WHAT IS REQUIRED> Extract each line of the records below that contains the word "kapasitas".

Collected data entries
******

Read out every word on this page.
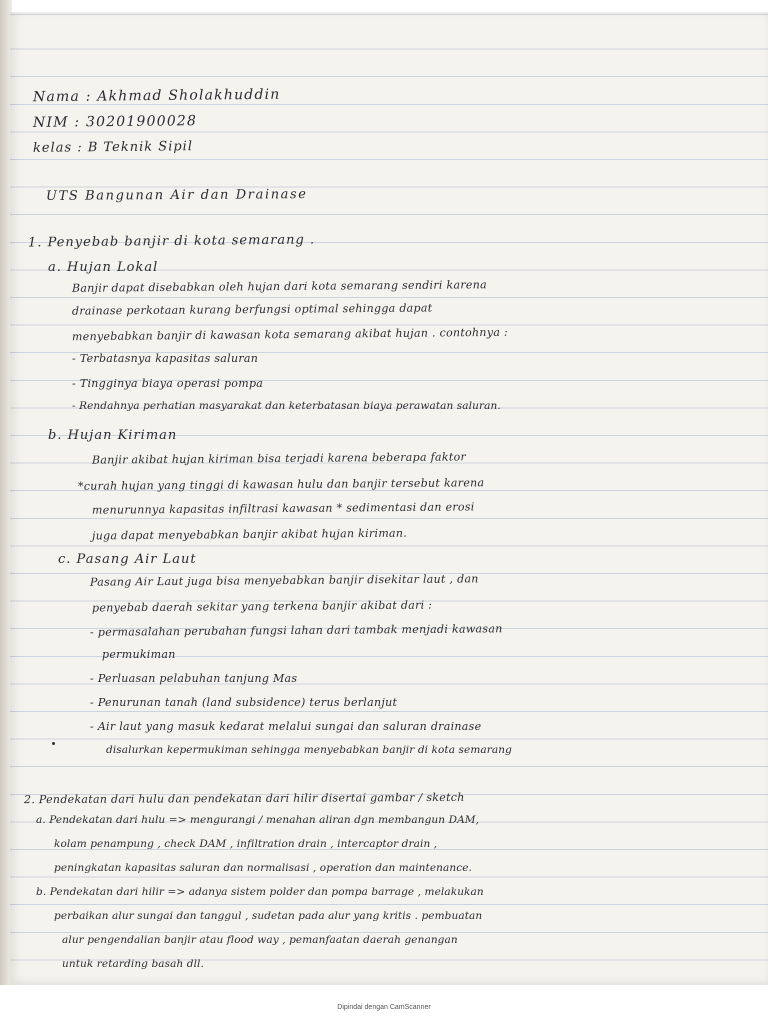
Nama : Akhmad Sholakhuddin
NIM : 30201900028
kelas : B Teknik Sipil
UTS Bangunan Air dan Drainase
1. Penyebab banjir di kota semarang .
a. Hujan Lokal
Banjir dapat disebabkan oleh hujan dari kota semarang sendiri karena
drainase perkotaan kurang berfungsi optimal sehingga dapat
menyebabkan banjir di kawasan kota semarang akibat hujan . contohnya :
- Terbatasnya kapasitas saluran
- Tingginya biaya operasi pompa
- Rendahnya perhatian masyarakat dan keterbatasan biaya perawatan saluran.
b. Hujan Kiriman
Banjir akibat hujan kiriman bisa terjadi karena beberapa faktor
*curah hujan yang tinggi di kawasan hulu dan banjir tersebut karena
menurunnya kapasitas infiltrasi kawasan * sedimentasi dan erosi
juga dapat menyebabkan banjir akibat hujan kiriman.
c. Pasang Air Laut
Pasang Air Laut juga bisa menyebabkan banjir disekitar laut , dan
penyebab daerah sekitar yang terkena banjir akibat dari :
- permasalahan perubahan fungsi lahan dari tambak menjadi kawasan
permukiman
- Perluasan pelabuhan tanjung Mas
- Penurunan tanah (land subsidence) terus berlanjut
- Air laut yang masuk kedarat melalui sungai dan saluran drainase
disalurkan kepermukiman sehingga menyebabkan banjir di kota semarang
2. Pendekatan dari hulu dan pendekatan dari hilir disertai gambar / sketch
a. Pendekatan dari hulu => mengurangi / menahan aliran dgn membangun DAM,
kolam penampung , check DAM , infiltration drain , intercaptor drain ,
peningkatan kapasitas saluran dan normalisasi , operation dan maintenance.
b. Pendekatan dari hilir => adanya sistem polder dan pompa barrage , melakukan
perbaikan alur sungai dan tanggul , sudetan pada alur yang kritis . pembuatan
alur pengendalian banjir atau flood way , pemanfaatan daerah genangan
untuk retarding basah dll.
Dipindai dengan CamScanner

******

EXERCISE OUTPUT>
- Terbatasnya kapasitas saluran
menurunnya kapasitas infiltrasi kawasan * sedimentasi dan erosi
peningkatan kapasitas saluran dan normalisasi , operation dan maintenance.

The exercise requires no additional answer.